* BEGIN DATASET ENTRIES *
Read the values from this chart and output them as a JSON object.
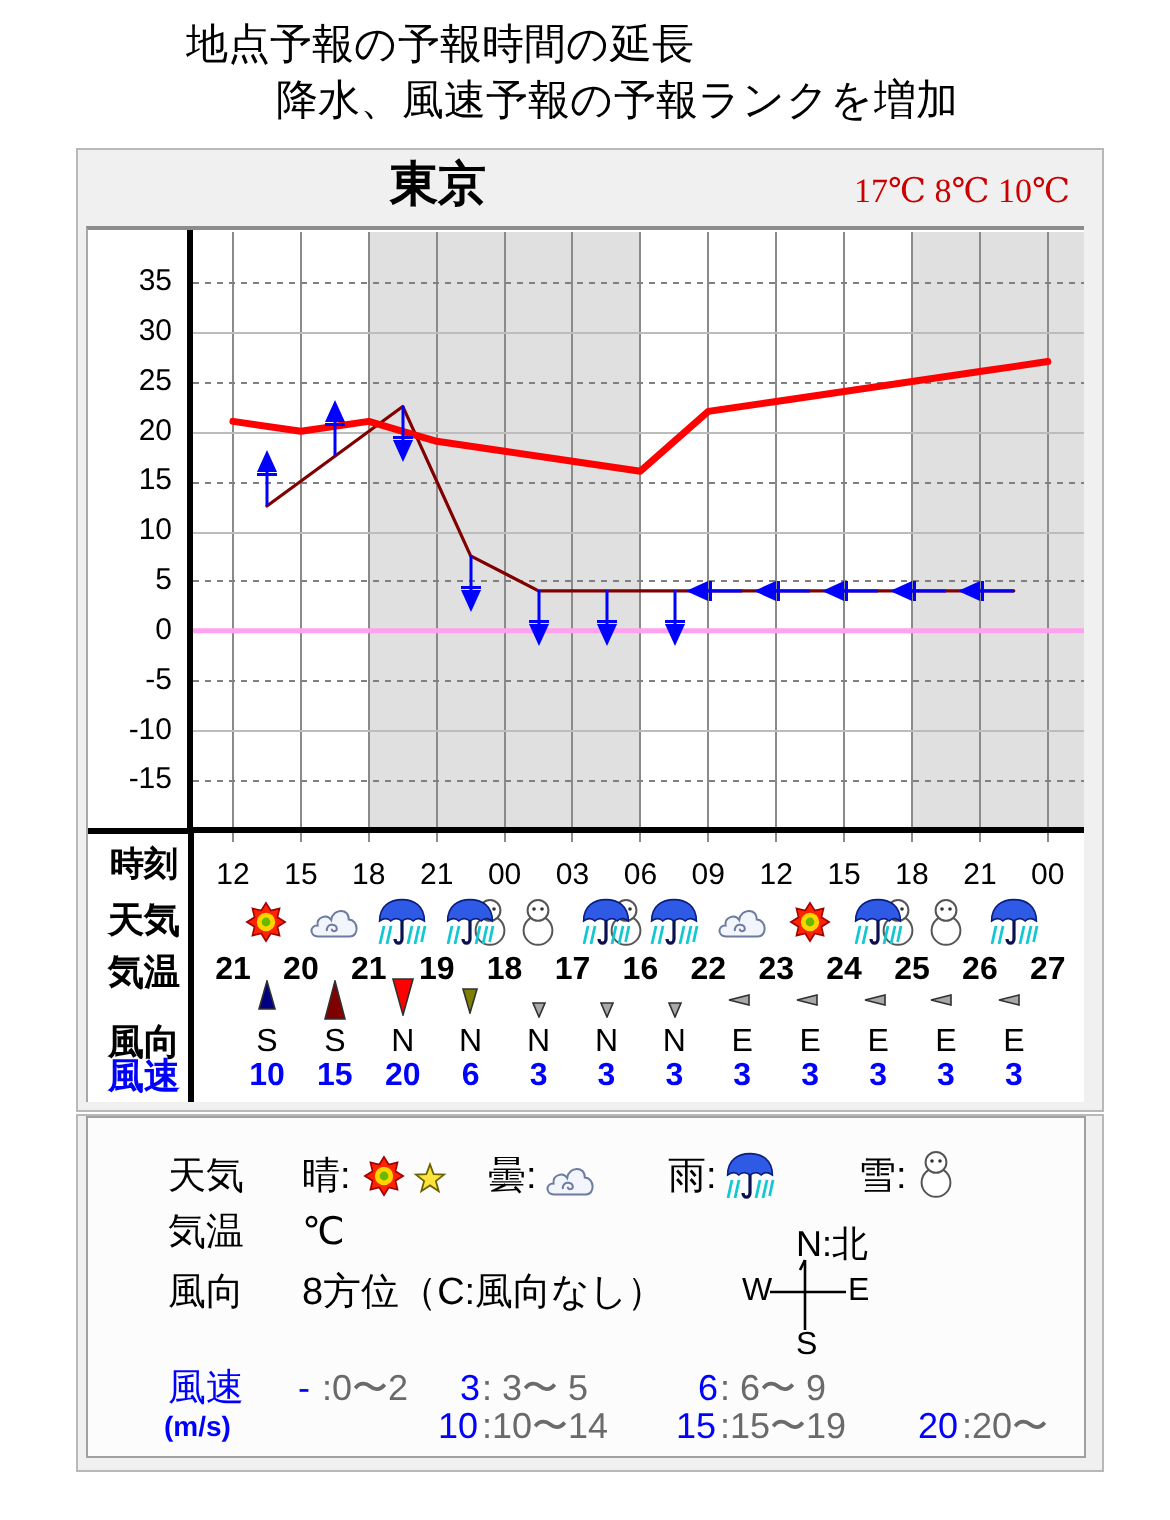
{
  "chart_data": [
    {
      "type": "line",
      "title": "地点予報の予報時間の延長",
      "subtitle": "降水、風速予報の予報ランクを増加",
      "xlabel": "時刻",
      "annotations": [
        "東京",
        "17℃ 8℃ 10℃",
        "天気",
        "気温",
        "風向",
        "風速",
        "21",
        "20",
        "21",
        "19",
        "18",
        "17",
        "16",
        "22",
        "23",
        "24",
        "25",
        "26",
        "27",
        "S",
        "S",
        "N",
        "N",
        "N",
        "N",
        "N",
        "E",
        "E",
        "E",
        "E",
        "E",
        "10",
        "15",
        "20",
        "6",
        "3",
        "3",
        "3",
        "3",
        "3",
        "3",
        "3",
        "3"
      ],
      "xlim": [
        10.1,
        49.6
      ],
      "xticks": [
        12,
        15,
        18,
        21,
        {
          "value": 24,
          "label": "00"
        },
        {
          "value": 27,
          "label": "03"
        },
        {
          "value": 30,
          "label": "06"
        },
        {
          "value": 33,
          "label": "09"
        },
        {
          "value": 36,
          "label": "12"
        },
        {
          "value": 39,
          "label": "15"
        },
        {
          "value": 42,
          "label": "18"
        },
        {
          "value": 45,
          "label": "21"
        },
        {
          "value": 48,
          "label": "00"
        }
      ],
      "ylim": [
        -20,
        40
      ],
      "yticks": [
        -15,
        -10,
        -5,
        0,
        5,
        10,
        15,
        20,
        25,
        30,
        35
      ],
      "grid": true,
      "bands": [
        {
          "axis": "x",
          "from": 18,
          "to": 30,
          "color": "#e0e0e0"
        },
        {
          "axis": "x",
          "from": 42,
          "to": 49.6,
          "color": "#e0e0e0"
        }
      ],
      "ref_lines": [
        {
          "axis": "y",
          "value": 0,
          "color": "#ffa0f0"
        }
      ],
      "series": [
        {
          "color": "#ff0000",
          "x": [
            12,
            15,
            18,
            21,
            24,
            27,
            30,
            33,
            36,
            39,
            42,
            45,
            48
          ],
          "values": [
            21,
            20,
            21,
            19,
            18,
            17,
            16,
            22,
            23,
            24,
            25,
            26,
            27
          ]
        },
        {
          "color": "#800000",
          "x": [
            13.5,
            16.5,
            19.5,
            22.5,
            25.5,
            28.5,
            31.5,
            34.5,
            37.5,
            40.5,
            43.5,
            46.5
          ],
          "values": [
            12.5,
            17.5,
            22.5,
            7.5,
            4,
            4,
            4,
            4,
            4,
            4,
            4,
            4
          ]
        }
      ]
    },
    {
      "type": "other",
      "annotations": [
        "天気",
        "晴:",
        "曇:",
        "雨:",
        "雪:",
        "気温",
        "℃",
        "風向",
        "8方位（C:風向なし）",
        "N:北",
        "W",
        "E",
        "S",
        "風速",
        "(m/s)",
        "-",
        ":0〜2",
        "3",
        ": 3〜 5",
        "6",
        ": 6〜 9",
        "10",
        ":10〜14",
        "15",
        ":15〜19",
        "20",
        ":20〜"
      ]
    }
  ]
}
* END DATASET ENTRIES *
_GIVEN EXERCISE_
Your copy should match the records word for word, with the pictures removed.

_TASK RESPONSE_
Read the values from this chart and output them as a JSON object.
{
  "chart_data": [
    {
      "type": "line",
      "title": "地点予報の予報時間の延長",
      "subtitle": "降水、風速予報の予報ランクを増加",
      "xlabel": "時刻",
      "annotations": [
        "東京",
        "17℃ 8℃ 10℃",
        "天気",
        "気温",
        "風向",
        "風速",
        "21",
        "20",
        "21",
        "19",
        "18",
        "17",
        "16",
        "22",
        "23",
        "24",
        "25",
        "26",
        "27",
        "S",
        "S",
        "N",
        "N",
        "N",
        "N",
        "N",
        "E",
        "E",
        "E",
        "E",
        "E",
        "10",
        "15",
        "20",
        "6",
        "3",
        "3",
        "3",
        "3",
        "3",
        "3",
        "3",
        "3"
      ],
      "xlim": [
        10.1,
        49.6
      ],
      "xticks": [
        12,
        15,
        18,
        21,
        {
          "value": 24,
          "label": "00"
        },
        {
          "value": 27,
          "label": "03"
        },
        {
          "value": 30,
          "label": "06"
        },
        {
          "value": 33,
          "label": "09"
        },
        {
          "value": 36,
          "label": "12"
        },
        {
          "value": 39,
          "label": "15"
        },
        {
          "value": 42,
          "label": "18"
        },
        {
          "value": 45,
          "label": "21"
        },
        {
          "value": 48,
          "label": "00"
        }
      ],
      "ylim": [
        -20,
        40
      ],
      "yticks": [
        -15,
        -10,
        -5,
        0,
        5,
        10,
        15,
        20,
        25,
        30,
        35
      ],
      "grid": true,
      "bands": [
        {
          "axis": "x",
          "from": 18,
          "to": 30,
          "color": "#e0e0e0"
        },
        {
          "axis": "x",
          "from": 42,
          "to": 49.6,
          "color": "#e0e0e0"
        }
      ],
      "ref_lines": [
        {
          "axis": "y",
          "value": 0,
          "color": "#ffa0f0"
        }
      ],
      "series": [
        {
          "color": "#ff0000",
          "x": [
            12,
            15,
            18,
            21,
            24,
            27,
            30,
            33,
            36,
            39,
            42,
            45,
            48
          ],
          "values": [
            21,
            20,
            21,
            19,
            18,
            17,
            16,
            22,
            23,
            24,
            25,
            26,
            27
          ]
        },
        {
          "color": "#800000",
          "x": [
            13.5,
            16.5,
            19.5,
            22.5,
            25.5,
            28.5,
            31.5,
            34.5,
            37.5,
            40.5,
            43.5,
            46.5
          ],
          "values": [
            12.5,
            17.5,
            22.5,
            7.5,
            4,
            4,
            4,
            4,
            4,
            4,
            4,
            4
          ]
        }
      ]
    },
    {
      "type": "other",
      "annotations": [
        "天気",
        "晴:",
        "曇:",
        "雨:",
        "雪:",
        "気温",
        "℃",
        "風向",
        "8方位（C:風向なし）",
        "N:北",
        "W",
        "E",
        "S",
        "風速",
        "(m/s)",
        "-",
        ":0〜2",
        "3",
        ": 3〜 5",
        "6",
        ": 6〜 9",
        "10",
        ":10〜14",
        "15",
        ":15〜19",
        "20",
        ":20〜"
      ]
    }
  ]
}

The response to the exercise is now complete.